Part of a data file
•••••

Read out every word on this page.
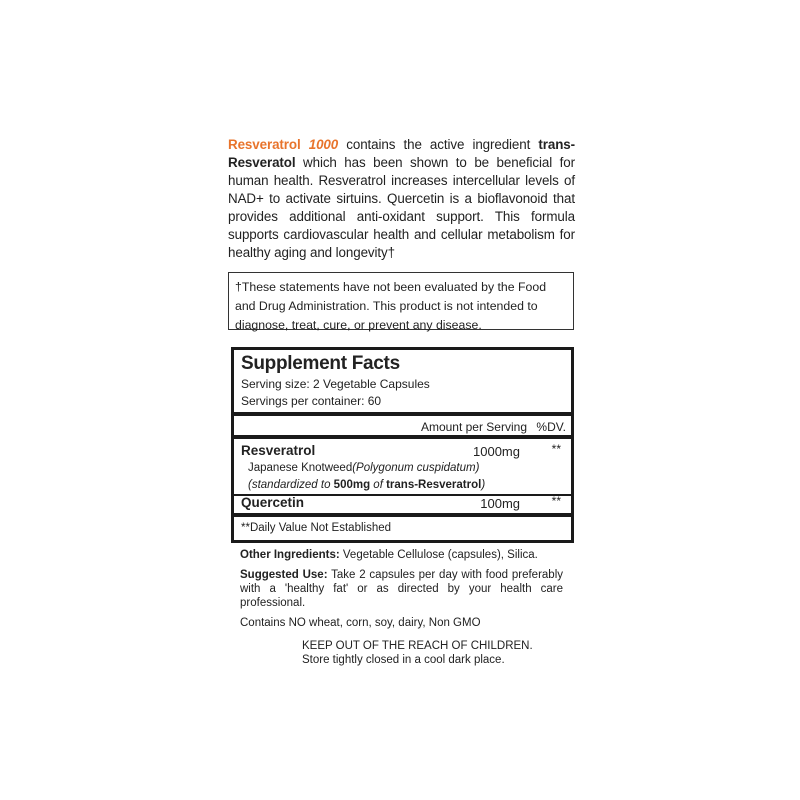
Resveratrol 1000 contains the active ingredient trans-Resveratol which has been shown to be beneficial for human health. Resveratrol increases intercellular levels of NAD+ to activate sirtuins. Quercetin is a bioflavonoid that provides additional anti-oxidant support. This formula supports cardiovascular health and cellular metabolism for healthy aging and longevity†
†These statements have not been evaluated by the Food and Drug Administration. This product is not intended to diagnose, treat, cure, or prevent any disease.
Supplement Facts
Serving size: 2 Vegetable Capsules
Servings per container: 60
Amount per Serving %DV.
Resveratrol	1000mg	**
Japanese Knotweed(Polygonum cuspidatum)
(standardized to 500mg of trans-Resveratrol)
Quercetin	100mg	**
**Daily Value Not Established

Other Ingredients: Vegetable Cellulose (capsules), Silica.

Suggested Use: Take 2 capsules per day with food preferably with a 'healthy fat' or as directed by your health care professional.

Contains NO wheat, corn, soy, dairy, Non GMO

KEEP OUT OF THE REACH OF CHILDREN.
Store tightly closed in a cool dark place.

•••••

**Instructions to follow:** Give back each entry exactly as it appears, with no pictures.

**Response to this task:**
Read out every word on this page.
Resveratrol 1000 contains the active ingredient trans-Resveratol which has been shown to be beneficial for human health. Resveratrol increases intercellular levels of NAD+ to activate sirtuins. Quercetin is a bioflavonoid that provides additional anti-oxidant support. This formula supports cardiovascular health and cellular metabolism for healthy aging and longevity†
†These statements have not been evaluated by the Food and Drug Administration. This product is not intended to diagnose, treat, cure, or prevent any disease.
Supplement Facts
Serving size: 2 Vegetable Capsules
Servings per container: 60
Amount per Serving %DV.
Resveratrol	1000mg	**
Japanese Knotweed(Polygonum cuspidatum)
(standardized to 500mg of trans-Resveratrol)
Quercetin	100mg	**
**Daily Value Not Established

Other Ingredients: Vegetable Cellulose (capsules), Silica.

Suggested Use: Take 2 capsules per day with food preferably with a 'healthy fat' or as directed by your health care professional.

Contains NO wheat, corn, soy, dairy, Non GMO

KEEP OUT OF THE REACH OF CHILDREN.
Store tightly closed in a cool dark place.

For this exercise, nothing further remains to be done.